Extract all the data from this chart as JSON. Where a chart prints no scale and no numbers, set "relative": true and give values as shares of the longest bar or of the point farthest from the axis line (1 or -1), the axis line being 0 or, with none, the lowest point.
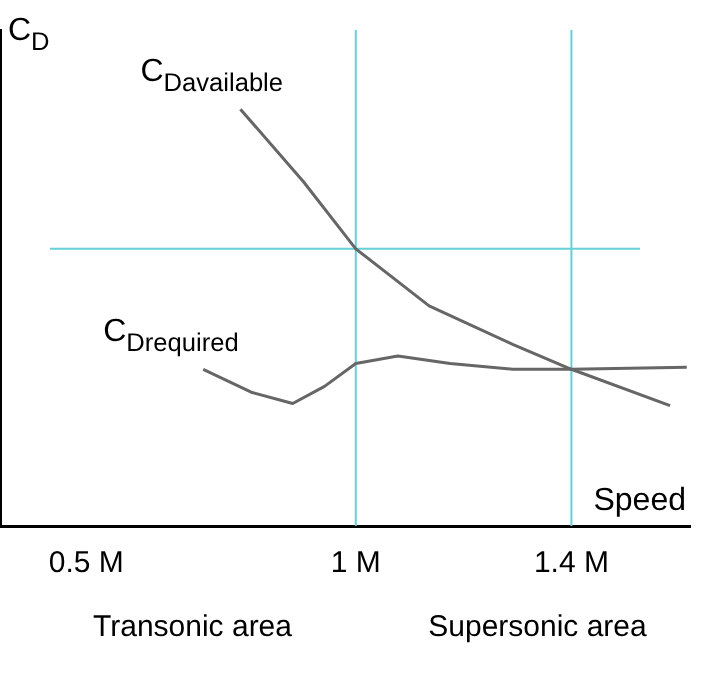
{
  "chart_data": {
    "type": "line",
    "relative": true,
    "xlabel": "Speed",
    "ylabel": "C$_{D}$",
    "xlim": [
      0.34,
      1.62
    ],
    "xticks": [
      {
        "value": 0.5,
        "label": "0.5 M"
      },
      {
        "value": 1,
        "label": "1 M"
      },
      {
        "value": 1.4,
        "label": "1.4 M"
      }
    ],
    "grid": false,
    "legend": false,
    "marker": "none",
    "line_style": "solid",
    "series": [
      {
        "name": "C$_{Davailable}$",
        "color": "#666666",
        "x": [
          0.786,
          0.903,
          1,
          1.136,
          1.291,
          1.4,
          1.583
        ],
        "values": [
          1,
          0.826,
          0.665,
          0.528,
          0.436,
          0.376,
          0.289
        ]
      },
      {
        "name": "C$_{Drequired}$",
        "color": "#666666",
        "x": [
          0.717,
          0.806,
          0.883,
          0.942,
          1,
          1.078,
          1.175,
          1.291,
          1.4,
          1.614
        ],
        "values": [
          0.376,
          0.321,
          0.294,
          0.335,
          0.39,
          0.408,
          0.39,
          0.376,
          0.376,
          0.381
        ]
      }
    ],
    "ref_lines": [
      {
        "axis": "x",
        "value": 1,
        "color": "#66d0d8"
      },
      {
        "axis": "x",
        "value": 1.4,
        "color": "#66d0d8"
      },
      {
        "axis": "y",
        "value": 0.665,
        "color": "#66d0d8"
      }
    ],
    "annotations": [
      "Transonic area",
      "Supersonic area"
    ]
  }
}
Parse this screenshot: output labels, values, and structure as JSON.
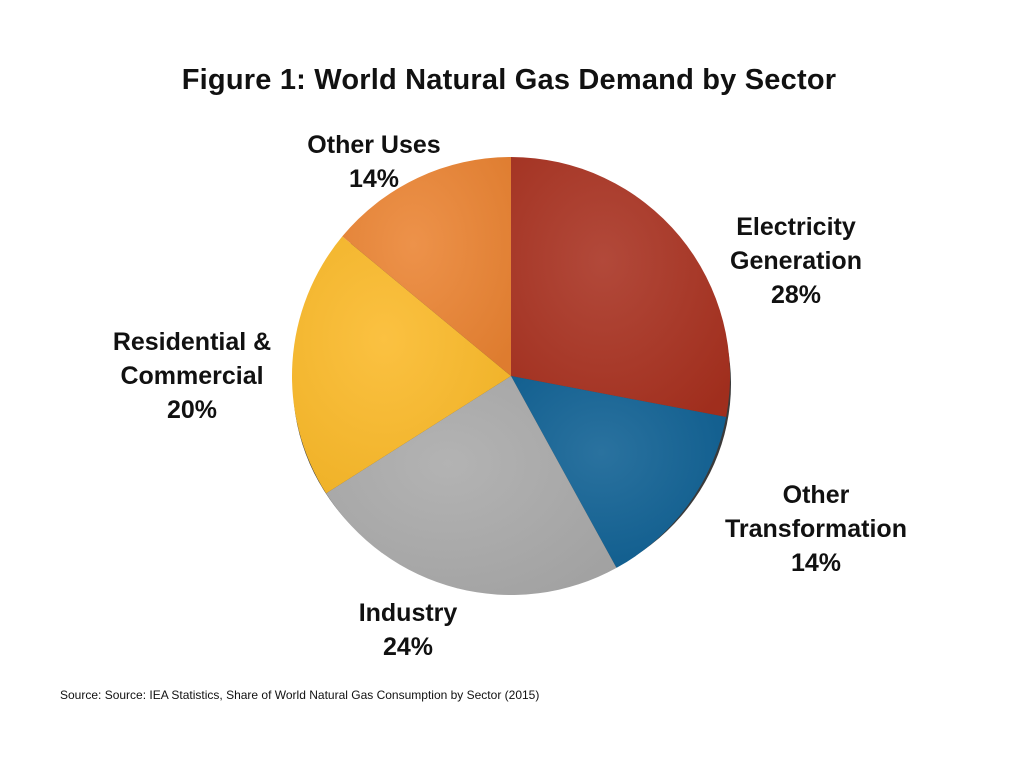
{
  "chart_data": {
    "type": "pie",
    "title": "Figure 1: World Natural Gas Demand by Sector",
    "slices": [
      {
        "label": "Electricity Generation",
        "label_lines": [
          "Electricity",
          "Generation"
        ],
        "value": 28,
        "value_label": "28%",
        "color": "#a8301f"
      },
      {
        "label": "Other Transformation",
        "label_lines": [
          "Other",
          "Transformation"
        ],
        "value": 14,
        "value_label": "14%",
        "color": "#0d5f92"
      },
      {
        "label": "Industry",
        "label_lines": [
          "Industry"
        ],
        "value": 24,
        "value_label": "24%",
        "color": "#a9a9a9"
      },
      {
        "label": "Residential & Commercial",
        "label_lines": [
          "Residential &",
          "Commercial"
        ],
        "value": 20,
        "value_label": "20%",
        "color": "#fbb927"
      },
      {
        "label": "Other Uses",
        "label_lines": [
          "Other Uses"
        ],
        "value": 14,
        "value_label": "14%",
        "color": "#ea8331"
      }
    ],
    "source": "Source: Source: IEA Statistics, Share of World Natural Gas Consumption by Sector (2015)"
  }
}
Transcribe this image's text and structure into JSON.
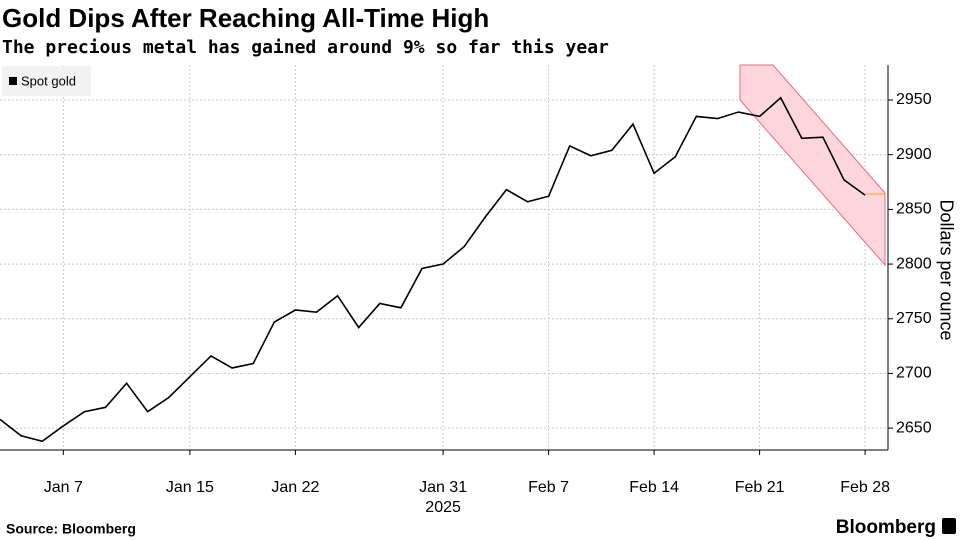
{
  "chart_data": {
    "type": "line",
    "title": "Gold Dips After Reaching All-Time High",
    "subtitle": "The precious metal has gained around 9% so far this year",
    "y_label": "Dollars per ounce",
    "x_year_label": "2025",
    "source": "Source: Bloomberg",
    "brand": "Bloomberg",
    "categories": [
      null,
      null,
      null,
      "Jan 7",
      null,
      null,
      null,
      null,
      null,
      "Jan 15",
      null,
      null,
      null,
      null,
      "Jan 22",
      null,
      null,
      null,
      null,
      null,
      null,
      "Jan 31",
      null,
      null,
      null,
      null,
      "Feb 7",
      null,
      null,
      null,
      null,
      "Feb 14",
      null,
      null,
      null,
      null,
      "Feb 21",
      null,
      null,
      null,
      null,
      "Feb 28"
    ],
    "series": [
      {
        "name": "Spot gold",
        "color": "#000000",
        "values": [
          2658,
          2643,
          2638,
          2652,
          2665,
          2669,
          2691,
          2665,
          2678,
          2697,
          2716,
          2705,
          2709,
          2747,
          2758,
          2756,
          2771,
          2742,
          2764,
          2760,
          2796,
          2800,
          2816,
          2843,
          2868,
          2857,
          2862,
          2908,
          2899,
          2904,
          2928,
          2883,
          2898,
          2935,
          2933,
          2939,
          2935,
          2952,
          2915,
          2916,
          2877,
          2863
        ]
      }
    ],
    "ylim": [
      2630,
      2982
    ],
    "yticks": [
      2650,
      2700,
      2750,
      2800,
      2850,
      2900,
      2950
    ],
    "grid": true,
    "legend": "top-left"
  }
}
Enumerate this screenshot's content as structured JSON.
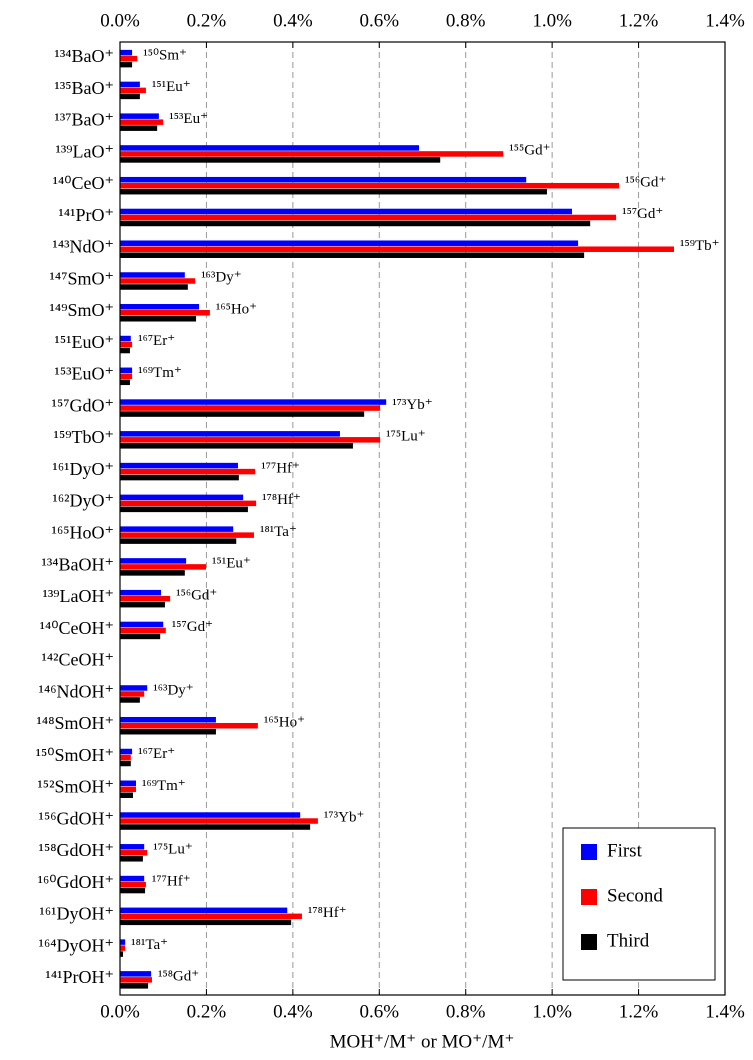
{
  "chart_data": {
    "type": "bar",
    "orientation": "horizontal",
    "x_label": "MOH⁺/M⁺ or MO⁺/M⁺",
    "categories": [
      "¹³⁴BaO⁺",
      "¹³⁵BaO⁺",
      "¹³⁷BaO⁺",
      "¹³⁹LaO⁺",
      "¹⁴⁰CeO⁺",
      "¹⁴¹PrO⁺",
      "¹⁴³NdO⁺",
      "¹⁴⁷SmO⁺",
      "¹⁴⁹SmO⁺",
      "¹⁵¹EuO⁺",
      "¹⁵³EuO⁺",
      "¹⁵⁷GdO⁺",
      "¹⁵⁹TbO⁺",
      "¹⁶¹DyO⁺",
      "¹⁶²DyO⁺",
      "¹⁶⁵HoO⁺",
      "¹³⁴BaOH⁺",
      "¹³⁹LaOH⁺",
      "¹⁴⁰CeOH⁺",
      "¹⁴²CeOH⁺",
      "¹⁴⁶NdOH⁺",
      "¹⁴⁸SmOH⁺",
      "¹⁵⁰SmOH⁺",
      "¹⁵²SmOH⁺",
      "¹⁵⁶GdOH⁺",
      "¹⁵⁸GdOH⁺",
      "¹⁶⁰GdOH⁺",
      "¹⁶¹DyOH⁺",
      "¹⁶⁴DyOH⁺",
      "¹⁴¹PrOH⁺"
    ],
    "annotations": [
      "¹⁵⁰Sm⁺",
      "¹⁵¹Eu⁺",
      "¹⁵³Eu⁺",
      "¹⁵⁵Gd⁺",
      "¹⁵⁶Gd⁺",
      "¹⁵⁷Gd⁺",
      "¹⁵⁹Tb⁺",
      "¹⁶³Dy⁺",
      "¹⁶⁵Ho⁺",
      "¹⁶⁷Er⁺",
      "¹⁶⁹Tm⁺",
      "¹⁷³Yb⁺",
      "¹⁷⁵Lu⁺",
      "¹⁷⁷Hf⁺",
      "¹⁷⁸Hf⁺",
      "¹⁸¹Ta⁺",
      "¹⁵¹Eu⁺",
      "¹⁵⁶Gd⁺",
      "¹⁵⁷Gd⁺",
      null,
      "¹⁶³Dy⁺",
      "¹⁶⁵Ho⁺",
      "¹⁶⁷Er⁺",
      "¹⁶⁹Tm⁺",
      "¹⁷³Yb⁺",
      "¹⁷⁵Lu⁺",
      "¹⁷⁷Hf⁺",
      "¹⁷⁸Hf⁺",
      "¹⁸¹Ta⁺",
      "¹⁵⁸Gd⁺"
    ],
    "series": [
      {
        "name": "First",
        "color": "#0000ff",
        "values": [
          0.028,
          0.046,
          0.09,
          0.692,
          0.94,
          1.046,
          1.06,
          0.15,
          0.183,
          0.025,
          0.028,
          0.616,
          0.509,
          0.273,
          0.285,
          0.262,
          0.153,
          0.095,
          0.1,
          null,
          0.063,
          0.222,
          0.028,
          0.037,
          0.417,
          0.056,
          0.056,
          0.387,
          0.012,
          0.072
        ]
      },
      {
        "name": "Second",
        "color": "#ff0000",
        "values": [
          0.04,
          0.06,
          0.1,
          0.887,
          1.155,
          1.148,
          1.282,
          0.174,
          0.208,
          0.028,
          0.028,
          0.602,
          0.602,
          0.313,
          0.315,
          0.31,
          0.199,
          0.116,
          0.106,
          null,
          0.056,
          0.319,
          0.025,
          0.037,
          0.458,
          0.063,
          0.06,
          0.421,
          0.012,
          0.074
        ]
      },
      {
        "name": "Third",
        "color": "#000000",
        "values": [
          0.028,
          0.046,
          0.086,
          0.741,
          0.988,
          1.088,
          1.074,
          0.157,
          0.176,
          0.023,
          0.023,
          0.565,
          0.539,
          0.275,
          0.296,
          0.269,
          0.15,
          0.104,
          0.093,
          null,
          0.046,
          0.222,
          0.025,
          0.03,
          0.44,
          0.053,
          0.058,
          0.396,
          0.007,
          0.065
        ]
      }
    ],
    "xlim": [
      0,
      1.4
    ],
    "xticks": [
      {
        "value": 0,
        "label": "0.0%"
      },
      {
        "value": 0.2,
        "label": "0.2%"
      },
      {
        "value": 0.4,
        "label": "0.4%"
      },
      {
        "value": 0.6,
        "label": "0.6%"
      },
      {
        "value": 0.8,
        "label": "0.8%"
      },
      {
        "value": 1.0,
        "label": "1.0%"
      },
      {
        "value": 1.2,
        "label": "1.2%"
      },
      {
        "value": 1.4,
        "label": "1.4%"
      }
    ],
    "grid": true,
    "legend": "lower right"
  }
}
☆ ☆ ☆ ☆ ☆
• _Goal_
Return each line among the entries that holds the word "Bloomberg".

• _Result for this task_
    "source": "Source: Bloomberg",
    "brand": "Bloomberg",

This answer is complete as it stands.